*Task details*. Print the entries below in their entirety, exactly as they are written.

Stored dataset items
:::

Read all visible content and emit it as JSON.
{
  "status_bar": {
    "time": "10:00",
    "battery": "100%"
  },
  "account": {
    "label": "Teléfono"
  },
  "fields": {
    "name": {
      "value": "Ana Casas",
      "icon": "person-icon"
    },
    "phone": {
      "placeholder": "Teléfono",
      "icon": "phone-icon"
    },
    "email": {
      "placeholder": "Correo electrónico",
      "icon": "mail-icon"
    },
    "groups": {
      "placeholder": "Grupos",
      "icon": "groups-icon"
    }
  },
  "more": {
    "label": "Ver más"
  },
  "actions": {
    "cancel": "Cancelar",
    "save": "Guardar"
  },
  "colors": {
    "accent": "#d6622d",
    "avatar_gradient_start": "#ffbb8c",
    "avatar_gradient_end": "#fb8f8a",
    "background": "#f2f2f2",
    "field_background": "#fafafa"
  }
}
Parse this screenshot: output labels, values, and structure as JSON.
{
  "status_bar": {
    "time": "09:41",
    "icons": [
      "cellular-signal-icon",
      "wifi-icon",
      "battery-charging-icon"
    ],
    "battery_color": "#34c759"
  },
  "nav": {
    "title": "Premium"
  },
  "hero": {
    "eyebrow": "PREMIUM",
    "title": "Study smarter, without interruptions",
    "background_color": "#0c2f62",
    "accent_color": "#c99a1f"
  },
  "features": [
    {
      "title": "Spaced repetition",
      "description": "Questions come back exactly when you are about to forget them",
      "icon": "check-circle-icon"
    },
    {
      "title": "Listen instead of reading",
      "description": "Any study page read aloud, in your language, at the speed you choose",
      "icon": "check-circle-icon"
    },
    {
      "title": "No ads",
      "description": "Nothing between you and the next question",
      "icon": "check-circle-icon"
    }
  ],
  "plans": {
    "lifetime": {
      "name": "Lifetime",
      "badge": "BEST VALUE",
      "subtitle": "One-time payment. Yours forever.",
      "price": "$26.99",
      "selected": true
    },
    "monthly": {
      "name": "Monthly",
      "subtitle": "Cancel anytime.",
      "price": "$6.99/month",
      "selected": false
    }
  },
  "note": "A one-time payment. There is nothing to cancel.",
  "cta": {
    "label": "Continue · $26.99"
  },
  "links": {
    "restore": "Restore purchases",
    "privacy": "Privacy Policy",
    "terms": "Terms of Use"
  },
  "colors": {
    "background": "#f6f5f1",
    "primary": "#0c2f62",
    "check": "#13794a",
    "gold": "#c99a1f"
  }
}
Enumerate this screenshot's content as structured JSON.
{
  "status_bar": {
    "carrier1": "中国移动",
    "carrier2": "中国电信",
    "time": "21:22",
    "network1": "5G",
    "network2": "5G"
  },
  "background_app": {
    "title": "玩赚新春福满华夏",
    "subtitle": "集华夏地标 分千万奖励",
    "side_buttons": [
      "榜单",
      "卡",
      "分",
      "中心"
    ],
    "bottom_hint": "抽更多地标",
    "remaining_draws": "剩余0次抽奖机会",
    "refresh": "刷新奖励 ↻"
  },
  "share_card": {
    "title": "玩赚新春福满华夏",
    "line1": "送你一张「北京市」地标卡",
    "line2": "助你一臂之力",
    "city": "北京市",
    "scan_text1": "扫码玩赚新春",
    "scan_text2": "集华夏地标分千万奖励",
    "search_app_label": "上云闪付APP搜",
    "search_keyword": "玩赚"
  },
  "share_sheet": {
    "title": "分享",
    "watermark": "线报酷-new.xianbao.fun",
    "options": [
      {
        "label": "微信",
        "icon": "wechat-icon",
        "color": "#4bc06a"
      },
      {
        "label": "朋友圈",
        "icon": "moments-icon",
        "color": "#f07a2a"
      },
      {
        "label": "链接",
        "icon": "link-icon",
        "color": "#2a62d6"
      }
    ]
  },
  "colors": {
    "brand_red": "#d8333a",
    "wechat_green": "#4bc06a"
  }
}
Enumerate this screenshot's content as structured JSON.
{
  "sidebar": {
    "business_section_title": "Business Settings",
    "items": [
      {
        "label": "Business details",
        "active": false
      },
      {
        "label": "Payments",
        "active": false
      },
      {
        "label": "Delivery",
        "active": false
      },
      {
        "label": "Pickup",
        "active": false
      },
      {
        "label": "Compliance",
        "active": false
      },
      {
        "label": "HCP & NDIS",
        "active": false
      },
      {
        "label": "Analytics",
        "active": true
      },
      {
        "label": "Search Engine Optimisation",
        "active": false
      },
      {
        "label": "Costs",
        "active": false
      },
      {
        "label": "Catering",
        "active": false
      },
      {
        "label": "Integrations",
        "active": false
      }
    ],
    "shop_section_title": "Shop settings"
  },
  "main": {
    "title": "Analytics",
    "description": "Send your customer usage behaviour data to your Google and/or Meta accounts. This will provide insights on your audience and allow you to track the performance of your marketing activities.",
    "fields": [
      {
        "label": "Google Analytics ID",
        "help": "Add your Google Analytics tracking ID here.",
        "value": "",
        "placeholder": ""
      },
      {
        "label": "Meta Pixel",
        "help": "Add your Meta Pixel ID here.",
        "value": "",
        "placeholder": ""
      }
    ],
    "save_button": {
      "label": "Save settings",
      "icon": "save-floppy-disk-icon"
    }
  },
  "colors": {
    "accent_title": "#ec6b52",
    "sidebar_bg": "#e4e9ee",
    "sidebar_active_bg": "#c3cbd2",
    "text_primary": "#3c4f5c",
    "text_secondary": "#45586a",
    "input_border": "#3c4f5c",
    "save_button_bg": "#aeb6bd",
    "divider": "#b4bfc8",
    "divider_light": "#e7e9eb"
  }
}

:::

*Answer for the task*.
Read all visible content and emit it as JSON.
{
  "status_bar": {
    "time": "10:00",
    "battery": "100%"
  },
  "account": {
    "label": "Teléfono"
  },
  "fields": {
    "name": {
      "value": "Ana Casas",
      "icon": "person-icon"
    },
    "phone": {
      "placeholder": "Teléfono",
      "icon": "phone-icon"
    },
    "email": {
      "placeholder": "Correo electrónico",
      "icon": "mail-icon"
    },
    "groups": {
      "placeholder": "Grupos",
      "icon": "groups-icon"
    }
  },
  "more": {
    "label": "Ver más"
  },
  "actions": {
    "cancel": "Cancelar",
    "save": "Guardar"
  },
  "colors": {
    "accent": "#d6622d",
    "avatar_gradient_start": "#ffbb8c",
    "avatar_gradient_end": "#fb8f8a",
    "background": "#f2f2f2",
    "field_background": "#fafafa"
  }
}
Parse this screenshot: output labels, values, and structure as JSON.
{
  "status_bar": {
    "time": "09:41",
    "icons": [
      "cellular-signal-icon",
      "wifi-icon",
      "battery-charging-icon"
    ],
    "battery_color": "#34c759"
  },
  "nav": {
    "title": "Premium"
  },
  "hero": {
    "eyebrow": "PREMIUM",
    "title": "Study smarter, without interruptions",
    "background_color": "#0c2f62",
    "accent_color": "#c99a1f"
  },
  "features": [
    {
      "title": "Spaced repetition",
      "description": "Questions come back exactly when you are about to forget them",
      "icon": "check-circle-icon"
    },
    {
      "title": "Listen instead of reading",
      "description": "Any study page read aloud, in your language, at the speed you choose",
      "icon": "check-circle-icon"
    },
    {
      "title": "No ads",
      "description": "Nothing between you and the next question",
      "icon": "check-circle-icon"
    }
  ],
  "plans": {
    "lifetime": {
      "name": "Lifetime",
      "badge": "BEST VALUE",
      "subtitle": "One-time payment. Yours forever.",
      "price": "$26.99",
      "selected": true
    },
    "monthly": {
      "name": "Monthly",
      "subtitle": "Cancel anytime.",
      "price": "$6.99/month",
      "selected": false
    }
  },
  "note": "A one-time payment. There is nothing to cancel.",
  "cta": {
    "label": "Continue · $26.99"
  },
  "links": {
    "restore": "Restore purchases",
    "privacy": "Privacy Policy",
    "terms": "Terms of Use"
  },
  "colors": {
    "background": "#f6f5f1",
    "primary": "#0c2f62",
    "check": "#13794a",
    "gold": "#c99a1f"
  }
}
Enumerate this screenshot's content as structured JSON.
{
  "status_bar": {
    "carrier1": "中国移动",
    "carrier2": "中国电信",
    "time": "21:22",
    "network1": "5G",
    "network2": "5G"
  },
  "background_app": {
    "title": "玩赚新春福满华夏",
    "subtitle": "集华夏地标 分千万奖励",
    "side_buttons": [
      "榜单",
      "卡",
      "分",
      "中心"
    ],
    "bottom_hint": "抽更多地标",
    "remaining_draws": "剩余0次抽奖机会",
    "refresh": "刷新奖励 ↻"
  },
  "share_card": {
    "title": "玩赚新春福满华夏",
    "line1": "送你一张「北京市」地标卡",
    "line2": "助你一臂之力",
    "city": "北京市",
    "scan_text1": "扫码玩赚新春",
    "scan_text2": "集华夏地标分千万奖励",
    "search_app_label": "上云闪付APP搜",
    "search_keyword": "玩赚"
  },
  "share_sheet": {
    "title": "分享",
    "watermark": "线报酷-new.xianbao.fun",
    "options": [
      {
        "label": "微信",
        "icon": "wechat-icon",
        "color": "#4bc06a"
      },
      {
        "label": "朋友圈",
        "icon": "moments-icon",
        "color": "#f07a2a"
      },
      {
        "label": "链接",
        "icon": "link-icon",
        "color": "#2a62d6"
      }
    ]
  },
  "colors": {
    "brand_red": "#d8333a",
    "wechat_green": "#4bc06a"
  }
}
Enumerate this screenshot's content as structured JSON.
{
  "sidebar": {
    "business_section_title": "Business Settings",
    "items": [
      {
        "label": "Business details",
        "active": false
      },
      {
        "label": "Payments",
        "active": false
      },
      {
        "label": "Delivery",
        "active": false
      },
      {
        "label": "Pickup",
        "active": false
      },
      {
        "label": "Compliance",
        "active": false
      },
      {
        "label": "HCP & NDIS",
        "active": false
      },
      {
        "label": "Analytics",
        "active": true
      },
      {
        "label": "Search Engine Optimisation",
        "active": false
      },
      {
        "label": "Costs",
        "active": false
      },
      {
        "label": "Catering",
        "active": false
      },
      {
        "label": "Integrations",
        "active": false
      }
    ],
    "shop_section_title": "Shop settings"
  },
  "main": {
    "title": "Analytics",
    "description": "Send your customer usage behaviour data to your Google and/or Meta accounts. This will provide insights on your audience and allow you to track the performance of your marketing activities.",
    "fields": [
      {
        "label": "Google Analytics ID",
        "help": "Add your Google Analytics tracking ID here.",
        "value": "",
        "placeholder": ""
      },
      {
        "label": "Meta Pixel",
        "help": "Add your Meta Pixel ID here.",
        "value": "",
        "placeholder": ""
      }
    ],
    "save_button": {
      "label": "Save settings",
      "icon": "save-floppy-disk-icon"
    }
  },
  "colors": {
    "accent_title": "#ec6b52",
    "sidebar_bg": "#e4e9ee",
    "sidebar_active_bg": "#c3cbd2",
    "text_primary": "#3c4f5c",
    "text_secondary": "#45586a",
    "input_border": "#3c4f5c",
    "save_button_bg": "#aeb6bd",
    "divider": "#b4bfc8",
    "divider_light": "#e7e9eb"
  }
}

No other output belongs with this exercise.